** Start **

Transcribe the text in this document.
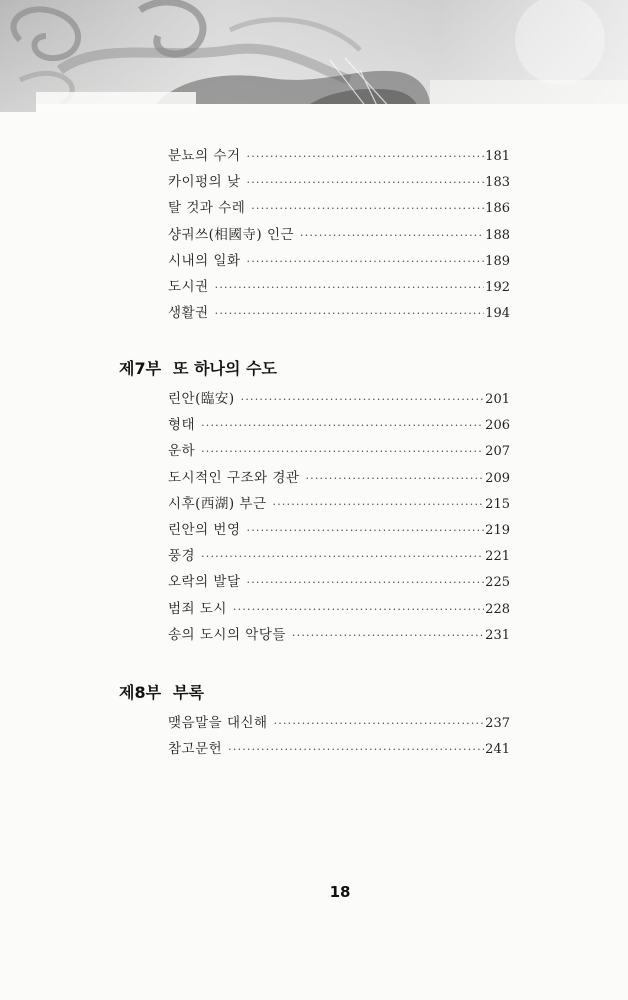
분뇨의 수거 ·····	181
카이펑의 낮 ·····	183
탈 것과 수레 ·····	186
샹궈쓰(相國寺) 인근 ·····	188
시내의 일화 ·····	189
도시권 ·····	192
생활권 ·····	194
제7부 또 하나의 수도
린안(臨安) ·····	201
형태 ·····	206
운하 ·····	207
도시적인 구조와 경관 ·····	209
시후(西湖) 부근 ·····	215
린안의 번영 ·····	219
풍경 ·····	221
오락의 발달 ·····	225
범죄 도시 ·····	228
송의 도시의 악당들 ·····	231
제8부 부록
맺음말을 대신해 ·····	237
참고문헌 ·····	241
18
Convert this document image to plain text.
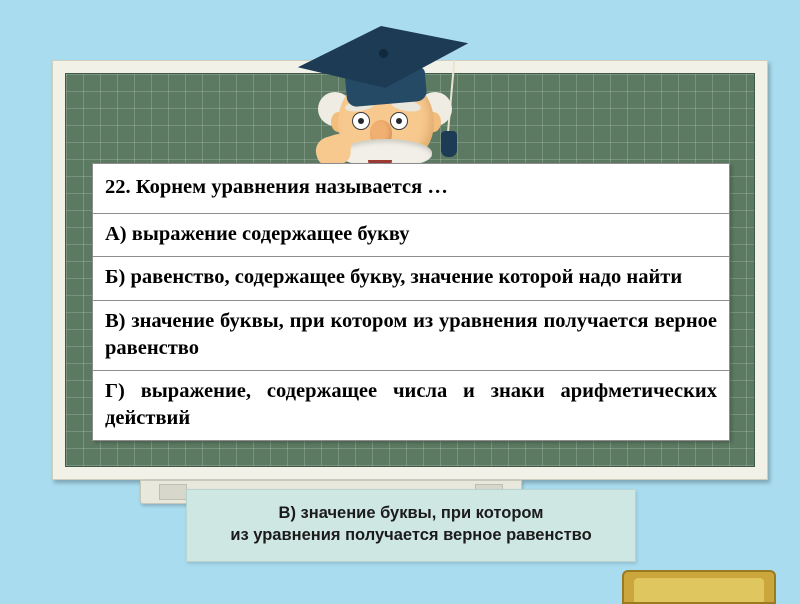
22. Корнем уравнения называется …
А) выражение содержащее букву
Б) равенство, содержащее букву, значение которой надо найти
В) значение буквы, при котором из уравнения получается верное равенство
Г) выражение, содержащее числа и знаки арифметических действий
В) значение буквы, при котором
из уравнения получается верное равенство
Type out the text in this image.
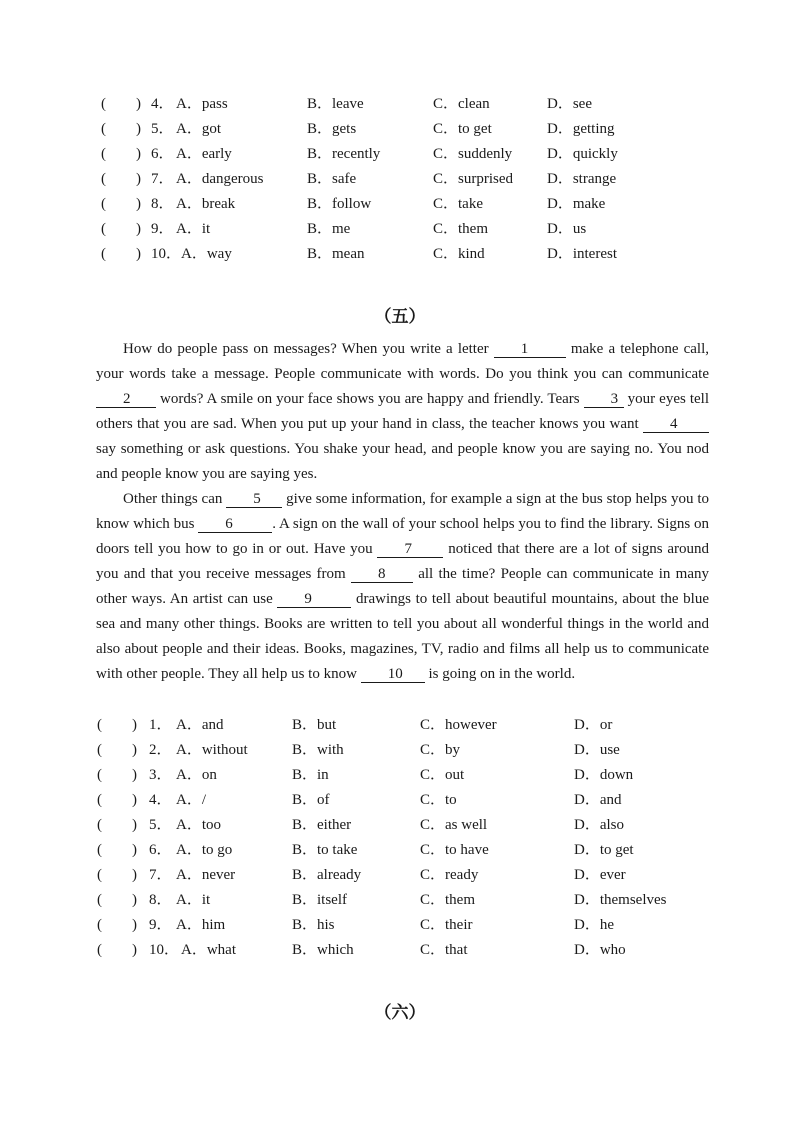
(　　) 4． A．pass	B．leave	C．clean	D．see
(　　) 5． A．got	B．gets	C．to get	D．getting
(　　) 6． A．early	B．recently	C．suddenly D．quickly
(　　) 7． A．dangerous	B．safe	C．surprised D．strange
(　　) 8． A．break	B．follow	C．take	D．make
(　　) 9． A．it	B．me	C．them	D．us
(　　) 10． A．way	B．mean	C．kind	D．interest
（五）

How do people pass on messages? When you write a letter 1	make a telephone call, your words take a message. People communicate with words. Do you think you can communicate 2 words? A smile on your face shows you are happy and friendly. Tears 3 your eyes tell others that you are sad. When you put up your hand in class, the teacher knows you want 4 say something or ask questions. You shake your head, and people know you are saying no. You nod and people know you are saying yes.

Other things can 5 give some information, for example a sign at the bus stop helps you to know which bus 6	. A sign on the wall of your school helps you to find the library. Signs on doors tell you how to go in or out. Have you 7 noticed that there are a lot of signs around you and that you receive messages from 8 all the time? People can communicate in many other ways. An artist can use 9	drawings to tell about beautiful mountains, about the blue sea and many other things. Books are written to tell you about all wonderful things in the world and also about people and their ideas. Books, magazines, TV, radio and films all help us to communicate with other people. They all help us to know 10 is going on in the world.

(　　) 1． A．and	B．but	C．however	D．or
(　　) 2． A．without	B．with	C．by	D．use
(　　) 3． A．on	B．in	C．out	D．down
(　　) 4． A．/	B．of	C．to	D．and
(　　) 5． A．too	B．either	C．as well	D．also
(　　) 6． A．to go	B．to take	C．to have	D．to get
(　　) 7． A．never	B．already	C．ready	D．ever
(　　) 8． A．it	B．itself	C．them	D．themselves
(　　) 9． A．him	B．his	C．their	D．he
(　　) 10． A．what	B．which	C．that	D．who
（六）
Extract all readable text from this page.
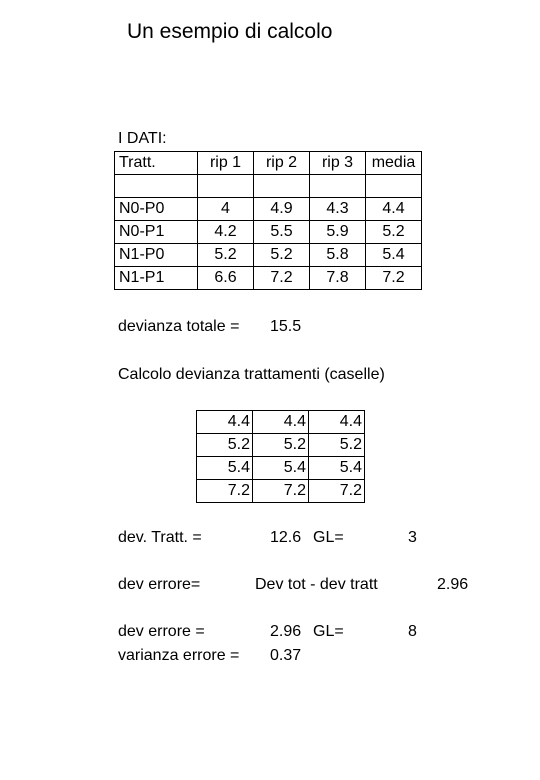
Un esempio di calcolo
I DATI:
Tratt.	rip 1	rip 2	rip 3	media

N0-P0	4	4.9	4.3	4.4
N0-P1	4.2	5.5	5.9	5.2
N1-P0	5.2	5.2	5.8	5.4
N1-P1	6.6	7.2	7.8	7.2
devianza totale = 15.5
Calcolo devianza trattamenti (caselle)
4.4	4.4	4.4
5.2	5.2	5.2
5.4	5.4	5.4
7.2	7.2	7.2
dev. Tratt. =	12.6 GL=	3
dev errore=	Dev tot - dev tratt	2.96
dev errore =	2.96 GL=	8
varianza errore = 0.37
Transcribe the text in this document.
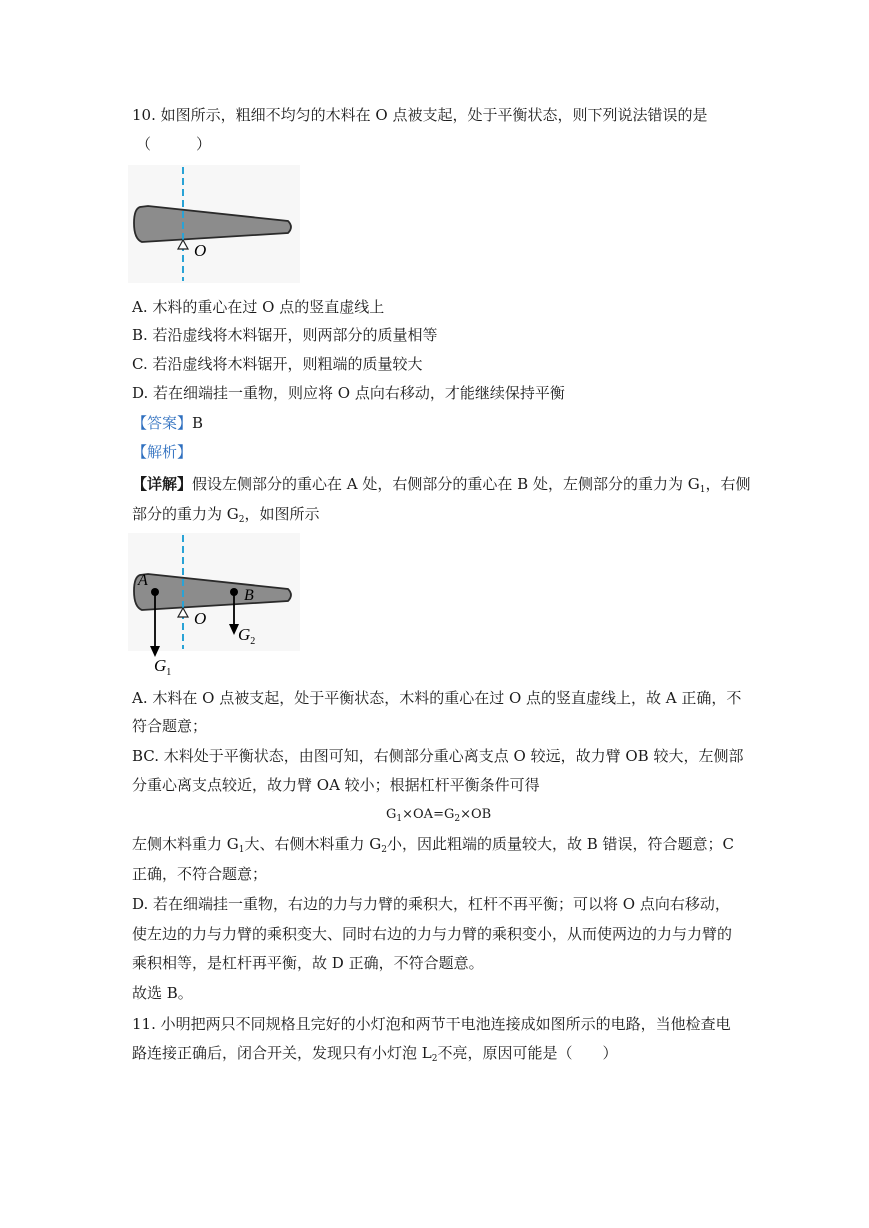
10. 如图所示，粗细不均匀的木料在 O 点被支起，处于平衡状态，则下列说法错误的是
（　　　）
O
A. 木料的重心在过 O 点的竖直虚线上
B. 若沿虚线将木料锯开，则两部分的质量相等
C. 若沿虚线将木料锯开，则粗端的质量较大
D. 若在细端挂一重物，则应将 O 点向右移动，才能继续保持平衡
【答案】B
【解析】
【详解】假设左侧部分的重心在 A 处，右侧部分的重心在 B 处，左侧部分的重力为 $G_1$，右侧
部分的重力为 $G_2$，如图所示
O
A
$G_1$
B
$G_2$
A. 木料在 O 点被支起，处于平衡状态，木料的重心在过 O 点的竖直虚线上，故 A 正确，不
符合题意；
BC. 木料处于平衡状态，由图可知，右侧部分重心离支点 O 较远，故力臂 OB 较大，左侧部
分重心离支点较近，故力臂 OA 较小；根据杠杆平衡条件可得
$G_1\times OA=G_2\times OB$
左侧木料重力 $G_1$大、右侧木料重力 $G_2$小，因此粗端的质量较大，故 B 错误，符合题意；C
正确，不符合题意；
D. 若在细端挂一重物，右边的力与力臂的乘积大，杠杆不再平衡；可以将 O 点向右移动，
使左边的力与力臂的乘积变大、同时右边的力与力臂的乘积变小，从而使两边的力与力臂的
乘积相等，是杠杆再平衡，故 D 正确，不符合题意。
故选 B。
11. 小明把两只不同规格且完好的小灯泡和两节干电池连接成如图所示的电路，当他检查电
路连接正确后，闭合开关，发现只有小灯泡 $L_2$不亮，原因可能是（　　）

** End **

### WRITTEN INSTRUCTION
Your answer should be a single number: the count of lines in the data that include the word "значение".

### OUTPUT OF THE EXERCISE
3